- **Request**: Give all of the lines again exactly as they read.
------------------------------------------------------------------------
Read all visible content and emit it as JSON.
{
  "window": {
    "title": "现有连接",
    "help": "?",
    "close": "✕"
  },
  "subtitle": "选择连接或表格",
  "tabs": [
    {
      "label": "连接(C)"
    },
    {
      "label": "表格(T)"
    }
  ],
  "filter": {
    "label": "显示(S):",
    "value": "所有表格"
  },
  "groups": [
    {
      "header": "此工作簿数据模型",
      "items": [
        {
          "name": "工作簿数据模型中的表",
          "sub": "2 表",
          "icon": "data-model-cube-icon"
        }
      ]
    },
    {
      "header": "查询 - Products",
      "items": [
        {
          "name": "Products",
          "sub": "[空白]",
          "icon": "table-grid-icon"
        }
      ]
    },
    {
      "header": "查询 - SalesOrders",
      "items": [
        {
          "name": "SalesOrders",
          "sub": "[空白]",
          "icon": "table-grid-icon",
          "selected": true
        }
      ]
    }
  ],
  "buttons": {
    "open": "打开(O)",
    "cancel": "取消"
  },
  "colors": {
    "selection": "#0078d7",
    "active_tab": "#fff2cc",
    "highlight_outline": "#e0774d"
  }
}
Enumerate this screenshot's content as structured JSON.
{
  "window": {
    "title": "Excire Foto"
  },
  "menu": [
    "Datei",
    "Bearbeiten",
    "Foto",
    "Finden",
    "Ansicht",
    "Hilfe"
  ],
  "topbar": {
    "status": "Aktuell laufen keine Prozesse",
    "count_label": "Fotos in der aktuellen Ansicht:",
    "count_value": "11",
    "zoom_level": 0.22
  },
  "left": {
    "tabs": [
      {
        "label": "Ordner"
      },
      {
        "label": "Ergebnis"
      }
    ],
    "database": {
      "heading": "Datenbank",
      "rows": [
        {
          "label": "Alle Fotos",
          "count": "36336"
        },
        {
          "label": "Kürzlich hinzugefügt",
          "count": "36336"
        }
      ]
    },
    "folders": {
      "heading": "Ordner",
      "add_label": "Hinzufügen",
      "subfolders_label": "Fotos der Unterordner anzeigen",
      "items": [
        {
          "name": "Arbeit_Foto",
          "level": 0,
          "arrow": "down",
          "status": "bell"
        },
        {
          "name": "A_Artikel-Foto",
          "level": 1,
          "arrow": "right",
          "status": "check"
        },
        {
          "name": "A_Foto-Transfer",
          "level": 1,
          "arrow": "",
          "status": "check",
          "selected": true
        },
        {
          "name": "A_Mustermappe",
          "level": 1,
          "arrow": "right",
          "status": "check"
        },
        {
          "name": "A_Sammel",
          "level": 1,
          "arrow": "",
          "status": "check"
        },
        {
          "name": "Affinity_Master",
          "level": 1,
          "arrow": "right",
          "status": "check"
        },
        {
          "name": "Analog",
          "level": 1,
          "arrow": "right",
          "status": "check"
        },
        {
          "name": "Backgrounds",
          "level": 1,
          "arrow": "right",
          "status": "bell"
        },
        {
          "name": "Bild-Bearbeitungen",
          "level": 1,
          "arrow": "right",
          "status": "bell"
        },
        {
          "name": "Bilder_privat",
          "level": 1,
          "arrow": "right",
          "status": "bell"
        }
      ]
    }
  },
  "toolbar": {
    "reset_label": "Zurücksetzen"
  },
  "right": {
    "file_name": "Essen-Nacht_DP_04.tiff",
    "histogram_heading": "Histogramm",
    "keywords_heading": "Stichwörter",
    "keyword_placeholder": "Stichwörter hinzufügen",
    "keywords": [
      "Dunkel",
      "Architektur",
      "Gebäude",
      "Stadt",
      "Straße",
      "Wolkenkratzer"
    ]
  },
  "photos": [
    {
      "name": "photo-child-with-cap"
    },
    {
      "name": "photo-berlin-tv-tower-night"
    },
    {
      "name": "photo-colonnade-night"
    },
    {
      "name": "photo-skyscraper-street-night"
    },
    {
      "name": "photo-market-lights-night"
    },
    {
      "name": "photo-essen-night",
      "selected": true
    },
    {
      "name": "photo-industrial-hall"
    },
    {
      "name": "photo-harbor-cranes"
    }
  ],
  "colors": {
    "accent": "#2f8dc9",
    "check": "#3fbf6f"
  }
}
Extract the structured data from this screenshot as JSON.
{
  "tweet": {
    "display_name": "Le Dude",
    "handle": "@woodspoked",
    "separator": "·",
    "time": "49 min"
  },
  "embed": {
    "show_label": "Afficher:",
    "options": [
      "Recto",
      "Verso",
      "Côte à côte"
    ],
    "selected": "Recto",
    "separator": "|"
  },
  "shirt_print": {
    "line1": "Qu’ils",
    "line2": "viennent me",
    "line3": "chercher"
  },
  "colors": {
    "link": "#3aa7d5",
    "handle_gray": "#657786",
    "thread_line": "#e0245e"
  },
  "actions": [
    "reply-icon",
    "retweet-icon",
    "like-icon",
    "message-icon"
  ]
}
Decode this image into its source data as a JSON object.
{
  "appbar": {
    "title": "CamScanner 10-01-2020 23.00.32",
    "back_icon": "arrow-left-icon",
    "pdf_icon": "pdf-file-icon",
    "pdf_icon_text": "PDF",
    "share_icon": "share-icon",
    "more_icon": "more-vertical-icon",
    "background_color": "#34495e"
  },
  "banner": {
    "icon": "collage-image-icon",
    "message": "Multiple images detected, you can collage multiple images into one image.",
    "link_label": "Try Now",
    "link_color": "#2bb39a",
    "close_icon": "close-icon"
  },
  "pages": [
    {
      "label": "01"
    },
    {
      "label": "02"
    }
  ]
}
------------------------------------------------------------------------
- **Exercise answer**:
Read all visible content and emit it as JSON.
{
  "window": {
    "title": "现有连接",
    "help": "?",
    "close": "✕"
  },
  "subtitle": "选择连接或表格",
  "tabs": [
    {
      "label": "连接(C)"
    },
    {
      "label": "表格(T)"
    }
  ],
  "filter": {
    "label": "显示(S):",
    "value": "所有表格"
  },
  "groups": [
    {
      "header": "此工作簿数据模型",
      "items": [
        {
          "name": "工作簿数据模型中的表",
          "sub": "2 表",
          "icon": "data-model-cube-icon"
        }
      ]
    },
    {
      "header": "查询 - Products",
      "items": [
        {
          "name": "Products",
          "sub": "[空白]",
          "icon": "table-grid-icon"
        }
      ]
    },
    {
      "header": "查询 - SalesOrders",
      "items": [
        {
          "name": "SalesOrders",
          "sub": "[空白]",
          "icon": "table-grid-icon",
          "selected": true
        }
      ]
    }
  ],
  "buttons": {
    "open": "打开(O)",
    "cancel": "取消"
  },
  "colors": {
    "selection": "#0078d7",
    "active_tab": "#fff2cc",
    "highlight_outline": "#e0774d"
  }
}
Enumerate this screenshot's content as structured JSON.
{
  "window": {
    "title": "Excire Foto"
  },
  "menu": [
    "Datei",
    "Bearbeiten",
    "Foto",
    "Finden",
    "Ansicht",
    "Hilfe"
  ],
  "topbar": {
    "status": "Aktuell laufen keine Prozesse",
    "count_label": "Fotos in der aktuellen Ansicht:",
    "count_value": "11",
    "zoom_level": 0.22
  },
  "left": {
    "tabs": [
      {
        "label": "Ordner"
      },
      {
        "label": "Ergebnis"
      }
    ],
    "database": {
      "heading": "Datenbank",
      "rows": [
        {
          "label": "Alle Fotos",
          "count": "36336"
        },
        {
          "label": "Kürzlich hinzugefügt",
          "count": "36336"
        }
      ]
    },
    "folders": {
      "heading": "Ordner",
      "add_label": "Hinzufügen",
      "subfolders_label": "Fotos der Unterordner anzeigen",
      "items": [
        {
          "name": "Arbeit_Foto",
          "level": 0,
          "arrow": "down",
          "status": "bell"
        },
        {
          "name": "A_Artikel-Foto",
          "level": 1,
          "arrow": "right",
          "status": "check"
        },
        {
          "name": "A_Foto-Transfer",
          "level": 1,
          "arrow": "",
          "status": "check",
          "selected": true
        },
        {
          "name": "A_Mustermappe",
          "level": 1,
          "arrow": "right",
          "status": "check"
        },
        {
          "name": "A_Sammel",
          "level": 1,
          "arrow": "",
          "status": "check"
        },
        {
          "name": "Affinity_Master",
          "level": 1,
          "arrow": "right",
          "status": "check"
        },
        {
          "name": "Analog",
          "level": 1,
          "arrow": "right",
          "status": "check"
        },
        {
          "name": "Backgrounds",
          "level": 1,
          "arrow": "right",
          "status": "bell"
        },
        {
          "name": "Bild-Bearbeitungen",
          "level": 1,
          "arrow": "right",
          "status": "bell"
        },
        {
          "name": "Bilder_privat",
          "level": 1,
          "arrow": "right",
          "status": "bell"
        }
      ]
    }
  },
  "toolbar": {
    "reset_label": "Zurücksetzen"
  },
  "right": {
    "file_name": "Essen-Nacht_DP_04.tiff",
    "histogram_heading": "Histogramm",
    "keywords_heading": "Stichwörter",
    "keyword_placeholder": "Stichwörter hinzufügen",
    "keywords": [
      "Dunkel",
      "Architektur",
      "Gebäude",
      "Stadt",
      "Straße",
      "Wolkenkratzer"
    ]
  },
  "photos": [
    {
      "name": "photo-child-with-cap"
    },
    {
      "name": "photo-berlin-tv-tower-night"
    },
    {
      "name": "photo-colonnade-night"
    },
    {
      "name": "photo-skyscraper-street-night"
    },
    {
      "name": "photo-market-lights-night"
    },
    {
      "name": "photo-essen-night",
      "selected": true
    },
    {
      "name": "photo-industrial-hall"
    },
    {
      "name": "photo-harbor-cranes"
    }
  ],
  "colors": {
    "accent": "#2f8dc9",
    "check": "#3fbf6f"
  }
}
Extract the structured data from this screenshot as JSON.
{
  "tweet": {
    "display_name": "Le Dude",
    "handle": "@woodspoked",
    "separator": "·",
    "time": "49 min"
  },
  "embed": {
    "show_label": "Afficher:",
    "options": [
      "Recto",
      "Verso",
      "Côte à côte"
    ],
    "selected": "Recto",
    "separator": "|"
  },
  "shirt_print": {
    "line1": "Qu’ils",
    "line2": "viennent me",
    "line3": "chercher"
  },
  "colors": {
    "link": "#3aa7d5",
    "handle_gray": "#657786",
    "thread_line": "#e0245e"
  },
  "actions": [
    "reply-icon",
    "retweet-icon",
    "like-icon",
    "message-icon"
  ]
}
Decode this image into its source data as a JSON object.
{
  "appbar": {
    "title": "CamScanner 10-01-2020 23.00.32",
    "back_icon": "arrow-left-icon",
    "pdf_icon": "pdf-file-icon",
    "pdf_icon_text": "PDF",
    "share_icon": "share-icon",
    "more_icon": "more-vertical-icon",
    "background_color": "#34495e"
  },
  "banner": {
    "icon": "collage-image-icon",
    "message": "Multiple images detected, you can collage multiple images into one image.",
    "link_label": "Try Now",
    "link_color": "#2bb39a",
    "close_icon": "close-icon"
  },
  "pages": [
    {
      "label": "01"
    },
    {
      "label": "02"
    }
  ]
}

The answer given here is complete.